# What is being asked:
Find the lines with "ekologické" in them and copy them out.

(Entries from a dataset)
________

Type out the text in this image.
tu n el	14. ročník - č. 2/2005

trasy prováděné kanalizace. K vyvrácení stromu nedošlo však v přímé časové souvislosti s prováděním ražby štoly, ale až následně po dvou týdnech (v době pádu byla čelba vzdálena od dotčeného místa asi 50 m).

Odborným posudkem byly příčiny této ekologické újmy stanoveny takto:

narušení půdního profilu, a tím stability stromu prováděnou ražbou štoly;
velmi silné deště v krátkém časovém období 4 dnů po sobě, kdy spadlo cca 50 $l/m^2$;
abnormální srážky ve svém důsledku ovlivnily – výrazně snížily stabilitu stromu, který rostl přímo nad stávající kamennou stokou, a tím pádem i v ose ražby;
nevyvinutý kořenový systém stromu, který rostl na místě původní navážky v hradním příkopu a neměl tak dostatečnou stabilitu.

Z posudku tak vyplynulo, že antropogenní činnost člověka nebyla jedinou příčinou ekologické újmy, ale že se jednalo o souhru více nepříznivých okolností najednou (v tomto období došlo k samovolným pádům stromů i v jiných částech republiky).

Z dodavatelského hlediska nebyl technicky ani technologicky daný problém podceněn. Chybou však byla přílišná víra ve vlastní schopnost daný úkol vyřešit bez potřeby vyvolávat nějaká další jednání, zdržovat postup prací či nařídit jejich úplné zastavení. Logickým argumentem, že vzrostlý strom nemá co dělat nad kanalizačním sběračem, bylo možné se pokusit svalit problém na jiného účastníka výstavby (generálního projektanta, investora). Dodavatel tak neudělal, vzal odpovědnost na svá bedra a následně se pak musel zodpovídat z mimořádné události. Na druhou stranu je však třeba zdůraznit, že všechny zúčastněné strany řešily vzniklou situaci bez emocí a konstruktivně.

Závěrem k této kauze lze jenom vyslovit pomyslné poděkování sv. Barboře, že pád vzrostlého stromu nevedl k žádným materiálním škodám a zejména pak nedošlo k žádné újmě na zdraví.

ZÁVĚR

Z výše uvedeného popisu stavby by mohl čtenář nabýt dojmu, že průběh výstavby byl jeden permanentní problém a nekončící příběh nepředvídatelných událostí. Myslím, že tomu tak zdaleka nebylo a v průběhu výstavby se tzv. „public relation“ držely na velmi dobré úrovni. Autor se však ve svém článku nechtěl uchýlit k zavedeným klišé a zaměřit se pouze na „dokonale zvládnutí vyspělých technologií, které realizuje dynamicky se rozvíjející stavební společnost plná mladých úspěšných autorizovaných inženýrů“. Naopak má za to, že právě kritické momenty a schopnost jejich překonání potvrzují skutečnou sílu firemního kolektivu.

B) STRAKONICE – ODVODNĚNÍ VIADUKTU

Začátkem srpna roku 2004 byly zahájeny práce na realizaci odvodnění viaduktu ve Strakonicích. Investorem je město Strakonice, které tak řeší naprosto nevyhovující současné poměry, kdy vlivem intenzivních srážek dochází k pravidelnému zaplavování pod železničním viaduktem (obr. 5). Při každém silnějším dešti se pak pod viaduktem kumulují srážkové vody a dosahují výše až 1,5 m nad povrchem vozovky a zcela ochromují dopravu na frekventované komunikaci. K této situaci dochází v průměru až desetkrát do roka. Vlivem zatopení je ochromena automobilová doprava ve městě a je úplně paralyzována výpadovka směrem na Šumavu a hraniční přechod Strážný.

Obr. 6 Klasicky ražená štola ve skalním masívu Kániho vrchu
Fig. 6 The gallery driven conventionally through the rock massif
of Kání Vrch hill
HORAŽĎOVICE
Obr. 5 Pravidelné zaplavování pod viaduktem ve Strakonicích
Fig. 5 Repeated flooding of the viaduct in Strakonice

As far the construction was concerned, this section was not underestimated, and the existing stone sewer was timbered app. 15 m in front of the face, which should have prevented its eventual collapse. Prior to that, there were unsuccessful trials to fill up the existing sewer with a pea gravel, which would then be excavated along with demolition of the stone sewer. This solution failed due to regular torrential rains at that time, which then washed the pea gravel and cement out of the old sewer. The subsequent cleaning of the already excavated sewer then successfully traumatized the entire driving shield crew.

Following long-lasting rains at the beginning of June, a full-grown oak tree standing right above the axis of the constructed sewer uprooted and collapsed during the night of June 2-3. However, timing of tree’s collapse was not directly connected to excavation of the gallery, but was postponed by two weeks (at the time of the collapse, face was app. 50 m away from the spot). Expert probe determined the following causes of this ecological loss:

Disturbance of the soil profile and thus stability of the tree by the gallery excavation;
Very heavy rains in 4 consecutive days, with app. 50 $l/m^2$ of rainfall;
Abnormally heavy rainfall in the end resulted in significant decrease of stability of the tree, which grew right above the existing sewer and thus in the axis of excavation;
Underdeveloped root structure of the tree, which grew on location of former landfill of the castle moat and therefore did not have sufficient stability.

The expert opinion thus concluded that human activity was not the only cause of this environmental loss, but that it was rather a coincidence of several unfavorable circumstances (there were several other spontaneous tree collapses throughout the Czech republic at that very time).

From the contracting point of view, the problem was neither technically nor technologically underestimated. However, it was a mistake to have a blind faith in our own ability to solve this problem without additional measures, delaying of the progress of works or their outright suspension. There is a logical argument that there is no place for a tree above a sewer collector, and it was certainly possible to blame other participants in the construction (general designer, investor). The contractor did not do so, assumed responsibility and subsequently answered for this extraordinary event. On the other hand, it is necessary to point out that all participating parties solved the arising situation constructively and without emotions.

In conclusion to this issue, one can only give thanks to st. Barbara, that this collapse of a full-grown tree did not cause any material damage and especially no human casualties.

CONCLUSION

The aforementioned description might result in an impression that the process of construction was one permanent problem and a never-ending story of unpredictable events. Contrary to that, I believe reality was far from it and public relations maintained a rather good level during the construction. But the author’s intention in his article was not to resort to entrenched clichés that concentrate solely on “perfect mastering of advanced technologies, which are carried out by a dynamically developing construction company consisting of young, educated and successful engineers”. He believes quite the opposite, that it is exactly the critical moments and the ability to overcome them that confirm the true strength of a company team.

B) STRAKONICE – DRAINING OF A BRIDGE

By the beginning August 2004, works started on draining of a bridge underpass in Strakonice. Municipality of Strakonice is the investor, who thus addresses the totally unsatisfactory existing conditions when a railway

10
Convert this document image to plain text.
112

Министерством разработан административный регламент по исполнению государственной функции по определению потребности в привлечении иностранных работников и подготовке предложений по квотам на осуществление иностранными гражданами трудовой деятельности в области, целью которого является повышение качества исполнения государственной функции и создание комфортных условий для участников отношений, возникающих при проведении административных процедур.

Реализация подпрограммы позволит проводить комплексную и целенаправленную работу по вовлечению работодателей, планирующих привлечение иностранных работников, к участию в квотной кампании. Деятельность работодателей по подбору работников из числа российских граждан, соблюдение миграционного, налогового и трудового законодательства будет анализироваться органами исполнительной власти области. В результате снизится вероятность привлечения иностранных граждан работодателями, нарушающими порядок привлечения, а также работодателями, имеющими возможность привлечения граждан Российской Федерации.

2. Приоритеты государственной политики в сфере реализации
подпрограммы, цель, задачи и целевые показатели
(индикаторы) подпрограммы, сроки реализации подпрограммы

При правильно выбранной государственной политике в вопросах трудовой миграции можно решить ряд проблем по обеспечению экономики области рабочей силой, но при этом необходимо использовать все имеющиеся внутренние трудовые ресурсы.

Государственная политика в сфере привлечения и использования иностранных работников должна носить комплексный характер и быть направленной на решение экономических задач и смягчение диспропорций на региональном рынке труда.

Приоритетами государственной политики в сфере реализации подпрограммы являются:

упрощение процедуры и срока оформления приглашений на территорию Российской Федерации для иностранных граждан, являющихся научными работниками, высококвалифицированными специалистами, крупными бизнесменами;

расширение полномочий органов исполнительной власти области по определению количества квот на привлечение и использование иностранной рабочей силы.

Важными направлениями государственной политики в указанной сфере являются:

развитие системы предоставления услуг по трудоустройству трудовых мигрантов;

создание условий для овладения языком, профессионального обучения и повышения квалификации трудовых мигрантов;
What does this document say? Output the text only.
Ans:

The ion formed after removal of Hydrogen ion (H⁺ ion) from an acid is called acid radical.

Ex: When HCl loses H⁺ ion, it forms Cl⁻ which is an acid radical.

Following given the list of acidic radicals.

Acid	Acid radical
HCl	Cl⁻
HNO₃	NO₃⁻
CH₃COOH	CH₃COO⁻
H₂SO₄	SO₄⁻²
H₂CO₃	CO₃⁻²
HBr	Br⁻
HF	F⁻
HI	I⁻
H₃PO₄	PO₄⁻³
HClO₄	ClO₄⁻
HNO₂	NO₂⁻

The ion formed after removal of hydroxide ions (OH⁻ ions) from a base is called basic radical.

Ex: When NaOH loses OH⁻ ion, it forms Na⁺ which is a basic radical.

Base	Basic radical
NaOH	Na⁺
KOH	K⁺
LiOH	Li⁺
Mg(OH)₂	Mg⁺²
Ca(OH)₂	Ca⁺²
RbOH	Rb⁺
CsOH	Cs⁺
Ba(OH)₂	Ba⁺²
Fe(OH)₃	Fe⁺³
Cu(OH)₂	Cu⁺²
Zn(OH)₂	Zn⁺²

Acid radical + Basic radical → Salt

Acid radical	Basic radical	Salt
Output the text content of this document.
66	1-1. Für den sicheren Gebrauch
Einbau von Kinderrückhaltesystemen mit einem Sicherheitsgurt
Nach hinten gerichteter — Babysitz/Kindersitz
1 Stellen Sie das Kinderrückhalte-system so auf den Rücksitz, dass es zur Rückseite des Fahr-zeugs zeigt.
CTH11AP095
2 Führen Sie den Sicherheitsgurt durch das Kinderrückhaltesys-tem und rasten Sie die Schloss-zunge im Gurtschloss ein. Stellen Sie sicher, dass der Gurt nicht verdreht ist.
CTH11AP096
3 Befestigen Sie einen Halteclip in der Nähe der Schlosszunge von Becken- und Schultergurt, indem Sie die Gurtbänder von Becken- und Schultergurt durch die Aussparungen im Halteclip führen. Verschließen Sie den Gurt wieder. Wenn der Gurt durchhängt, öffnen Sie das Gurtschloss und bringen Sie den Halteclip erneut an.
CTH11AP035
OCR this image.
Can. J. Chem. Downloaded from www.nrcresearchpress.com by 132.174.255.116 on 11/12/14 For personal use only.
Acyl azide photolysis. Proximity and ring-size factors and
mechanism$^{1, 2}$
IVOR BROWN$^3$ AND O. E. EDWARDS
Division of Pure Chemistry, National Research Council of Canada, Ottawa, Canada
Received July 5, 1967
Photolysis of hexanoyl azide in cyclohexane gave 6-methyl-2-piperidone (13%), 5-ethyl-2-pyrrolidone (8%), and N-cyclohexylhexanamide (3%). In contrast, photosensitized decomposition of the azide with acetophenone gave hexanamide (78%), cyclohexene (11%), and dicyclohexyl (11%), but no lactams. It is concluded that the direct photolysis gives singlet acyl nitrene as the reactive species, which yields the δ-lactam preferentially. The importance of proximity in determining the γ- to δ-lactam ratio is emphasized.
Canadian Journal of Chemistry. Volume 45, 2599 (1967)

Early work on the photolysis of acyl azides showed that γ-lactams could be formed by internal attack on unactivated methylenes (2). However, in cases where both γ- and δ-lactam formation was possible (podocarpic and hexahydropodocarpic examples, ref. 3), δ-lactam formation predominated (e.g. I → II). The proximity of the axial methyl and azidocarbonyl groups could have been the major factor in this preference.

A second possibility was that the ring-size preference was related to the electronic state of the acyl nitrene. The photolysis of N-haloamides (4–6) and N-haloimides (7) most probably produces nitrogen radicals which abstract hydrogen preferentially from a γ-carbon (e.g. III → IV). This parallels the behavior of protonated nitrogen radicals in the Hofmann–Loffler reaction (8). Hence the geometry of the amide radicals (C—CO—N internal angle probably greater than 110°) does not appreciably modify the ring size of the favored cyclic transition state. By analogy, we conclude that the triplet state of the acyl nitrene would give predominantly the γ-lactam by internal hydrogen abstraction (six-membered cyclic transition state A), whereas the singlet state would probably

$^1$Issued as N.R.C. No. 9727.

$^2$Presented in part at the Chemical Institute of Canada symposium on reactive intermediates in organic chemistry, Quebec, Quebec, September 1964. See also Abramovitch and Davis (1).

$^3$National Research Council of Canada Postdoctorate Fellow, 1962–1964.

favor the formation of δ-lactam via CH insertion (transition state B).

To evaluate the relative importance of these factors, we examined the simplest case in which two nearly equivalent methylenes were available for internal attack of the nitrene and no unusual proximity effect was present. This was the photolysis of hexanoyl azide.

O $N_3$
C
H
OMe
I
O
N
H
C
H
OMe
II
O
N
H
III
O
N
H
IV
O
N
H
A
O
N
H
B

________

# Response to this task:
Odborným posudkem byly příčiny této ekologické újmy stanoveny takto:
Z posudku tak vyplynulo, že antropogenní činnost člověka nebyla jedinou příčinou ekologické újmy, ale že se jednalo o souhru více nepříznivých okolností najednou (v tomto období došlo k samovolným pádům stromů i v jiných částech republiky).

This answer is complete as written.